**Required work:** Repeat the material verbatim and drop the pictures.
* begin *
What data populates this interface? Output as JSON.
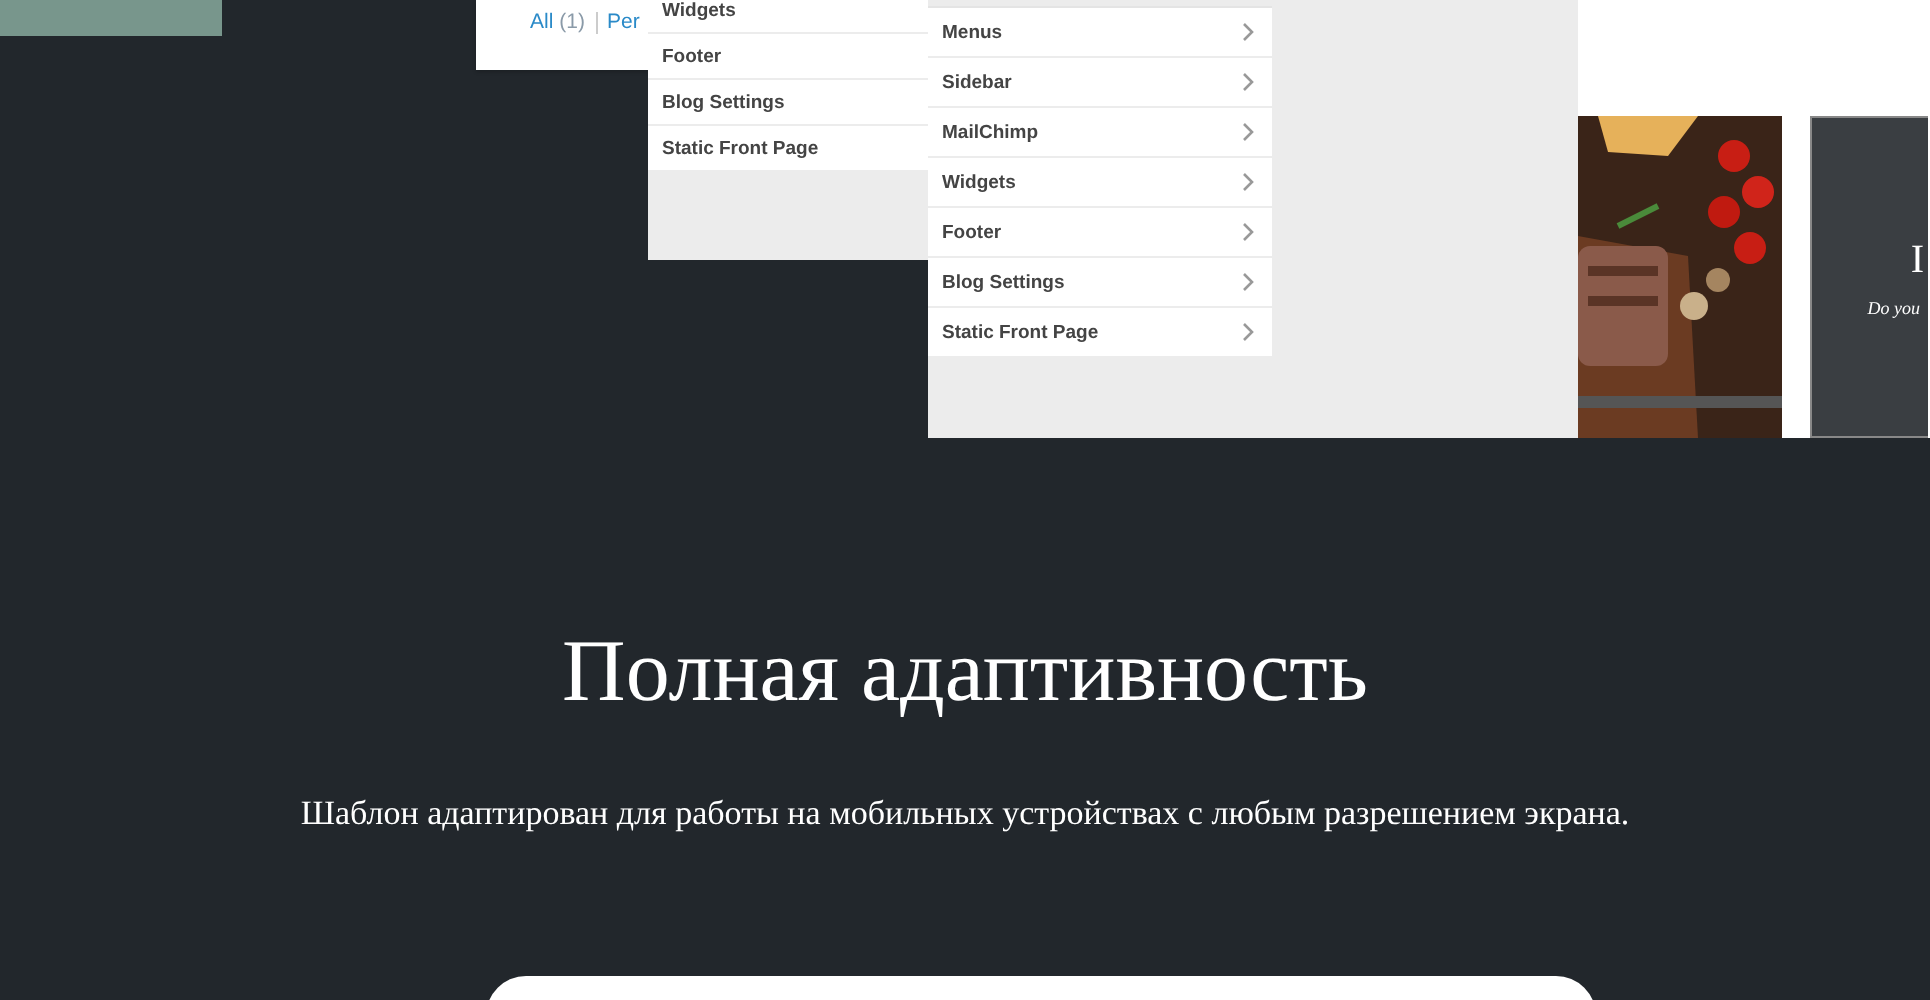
{
  "posts_panel": {
    "filters": [
      {
        "label": "All",
        "count": "(1)"
      },
      {
        "label": "Per"
      }
    ]
  },
  "menu_panel": {
    "items": [
      "Widgets",
      "Footer",
      "Blog Settings",
      "Static Front Page"
    ]
  },
  "customizer_panel": {
    "items": [
      "Menus",
      "Sidebar",
      "MailChimp",
      "Widgets",
      "Footer",
      "Blog Settings",
      "Static Front Page"
    ]
  },
  "thumbnails": [
    {
      "kind": "picture"
    },
    {
      "kind": "dark",
      "title": "I",
      "subtitle": "Do you"
    }
  ],
  "heading": "Полная адаптивность",
  "text": "Шаблон адаптирован для работы на мобильных устройствах с любым разрешением экрана."
}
* end *
**Exercise result:**
What data populates this interface? Output as JSON.
{
  "posts_panel": {
    "filters": [
      {
        "label": "All",
        "count": "(1)"
      },
      {
        "label": "Per"
      }
    ]
  },
  "menu_panel": {
    "items": [
      "Widgets",
      "Footer",
      "Blog Settings",
      "Static Front Page"
    ]
  },
  "customizer_panel": {
    "items": [
      "Menus",
      "Sidebar",
      "MailChimp",
      "Widgets",
      "Footer",
      "Blog Settings",
      "Static Front Page"
    ]
  },
  "thumbnails": [
    {
      "kind": "picture"
    },
    {
      "kind": "dark",
      "title": "I",
      "subtitle": "Do you"
    }
  ],
  "heading": "Полная адаптивность",
  "text": "Шаблон адаптирован для работы на мобильных устройствах с любым разрешением экрана."
}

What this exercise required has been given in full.